== PASSAGE SHOWN ==
= Directory of services =

Electronic database

A Directory of Services is an electronic database of services held with details of the service offered.

==National Health Service==
A clinical directory of services can be used in conjunction with a clinical decision support system.

In the English National Health Service, a directory has been compiled by every clinical commissioning group. NHS trusts, local authorities, voluntary and commercial organisations all provide information for these directories. The Directory is held centrally by the NHS Digital. It provides real-time information about services available to support patients. Pharmacy contractors are obliged to update their entries where the pharmacy’s opening hours change, either temporarily or permanently.

The directory is used by:

- NHS 111
- Choose and Book
- NHS Pathways
- NHS Choices

In 2005 Peter Davies a former NHS head of communications set up a scheme enabling primary care trusts to provide directory-type information in the Yellow Pages directory. By setting up a national agreement with Yellow Pages he hoped to keep costs down and solve the problem of PCT patches crossing different regional editions of the directory.

== GIVEN INFORMATION ==
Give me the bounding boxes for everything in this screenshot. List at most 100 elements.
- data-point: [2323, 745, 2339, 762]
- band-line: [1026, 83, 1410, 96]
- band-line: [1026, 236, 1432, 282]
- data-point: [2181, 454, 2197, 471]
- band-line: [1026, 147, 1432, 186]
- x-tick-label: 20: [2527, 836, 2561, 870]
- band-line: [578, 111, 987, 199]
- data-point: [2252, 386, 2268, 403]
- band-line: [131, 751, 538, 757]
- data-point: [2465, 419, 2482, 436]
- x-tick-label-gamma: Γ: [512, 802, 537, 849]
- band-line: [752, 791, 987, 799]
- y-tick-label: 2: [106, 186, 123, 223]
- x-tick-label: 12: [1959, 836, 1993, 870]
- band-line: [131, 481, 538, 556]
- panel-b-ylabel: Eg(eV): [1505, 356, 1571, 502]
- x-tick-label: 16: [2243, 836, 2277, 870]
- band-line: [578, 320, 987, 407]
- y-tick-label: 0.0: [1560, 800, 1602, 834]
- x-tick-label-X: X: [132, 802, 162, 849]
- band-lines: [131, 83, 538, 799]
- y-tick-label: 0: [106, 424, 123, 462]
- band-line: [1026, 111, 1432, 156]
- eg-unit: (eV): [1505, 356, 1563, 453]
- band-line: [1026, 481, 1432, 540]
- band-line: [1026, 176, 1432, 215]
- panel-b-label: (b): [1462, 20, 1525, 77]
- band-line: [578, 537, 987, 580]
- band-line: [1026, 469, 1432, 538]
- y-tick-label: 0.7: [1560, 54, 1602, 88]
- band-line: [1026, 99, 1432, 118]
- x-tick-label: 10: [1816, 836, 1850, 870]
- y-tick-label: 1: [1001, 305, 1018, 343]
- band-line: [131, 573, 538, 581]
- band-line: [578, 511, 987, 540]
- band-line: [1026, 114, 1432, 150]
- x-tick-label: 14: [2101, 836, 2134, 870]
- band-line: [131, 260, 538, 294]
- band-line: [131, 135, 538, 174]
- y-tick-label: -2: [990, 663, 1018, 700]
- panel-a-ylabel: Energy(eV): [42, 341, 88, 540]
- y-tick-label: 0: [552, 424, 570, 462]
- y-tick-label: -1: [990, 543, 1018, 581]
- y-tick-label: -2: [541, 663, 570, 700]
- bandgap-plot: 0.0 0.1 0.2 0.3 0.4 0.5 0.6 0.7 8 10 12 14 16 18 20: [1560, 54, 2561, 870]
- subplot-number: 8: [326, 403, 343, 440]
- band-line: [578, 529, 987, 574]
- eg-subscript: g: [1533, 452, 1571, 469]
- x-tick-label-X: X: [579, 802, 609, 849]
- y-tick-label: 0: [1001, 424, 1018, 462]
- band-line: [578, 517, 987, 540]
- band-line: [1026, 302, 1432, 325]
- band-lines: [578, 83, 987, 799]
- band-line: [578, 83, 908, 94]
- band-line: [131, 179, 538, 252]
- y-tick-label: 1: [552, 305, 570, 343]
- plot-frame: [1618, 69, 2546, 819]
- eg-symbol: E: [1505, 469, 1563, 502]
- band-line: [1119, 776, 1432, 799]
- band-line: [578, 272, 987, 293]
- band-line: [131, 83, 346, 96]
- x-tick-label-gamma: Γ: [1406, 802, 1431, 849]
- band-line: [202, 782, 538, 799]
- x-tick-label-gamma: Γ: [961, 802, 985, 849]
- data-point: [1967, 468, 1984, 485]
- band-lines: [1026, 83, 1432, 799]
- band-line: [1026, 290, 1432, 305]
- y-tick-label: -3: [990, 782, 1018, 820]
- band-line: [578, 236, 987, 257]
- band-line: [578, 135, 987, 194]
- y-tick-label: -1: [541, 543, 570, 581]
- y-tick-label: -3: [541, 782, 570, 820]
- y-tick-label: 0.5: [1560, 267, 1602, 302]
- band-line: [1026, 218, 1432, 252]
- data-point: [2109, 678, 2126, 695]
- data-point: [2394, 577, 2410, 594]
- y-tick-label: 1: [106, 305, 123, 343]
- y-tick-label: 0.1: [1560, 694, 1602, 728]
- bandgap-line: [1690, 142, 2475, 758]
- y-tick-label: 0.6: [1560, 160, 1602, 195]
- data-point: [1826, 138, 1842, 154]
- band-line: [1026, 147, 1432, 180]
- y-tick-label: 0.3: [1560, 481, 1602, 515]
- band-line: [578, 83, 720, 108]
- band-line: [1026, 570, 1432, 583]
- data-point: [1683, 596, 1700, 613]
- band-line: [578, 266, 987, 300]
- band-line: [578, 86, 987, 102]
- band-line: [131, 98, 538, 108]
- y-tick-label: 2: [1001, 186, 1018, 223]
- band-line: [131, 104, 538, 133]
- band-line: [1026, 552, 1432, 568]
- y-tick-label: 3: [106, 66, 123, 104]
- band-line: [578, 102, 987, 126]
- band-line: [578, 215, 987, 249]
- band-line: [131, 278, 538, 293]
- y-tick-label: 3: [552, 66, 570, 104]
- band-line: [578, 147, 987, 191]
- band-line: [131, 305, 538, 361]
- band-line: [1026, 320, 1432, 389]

== WORK ORDER ==
Please answer from the directory of services passage: who holds the Directory centrally in the English National Health Service?

== THE COMPLETED TASK ==
The NHS Digital holds it centrally.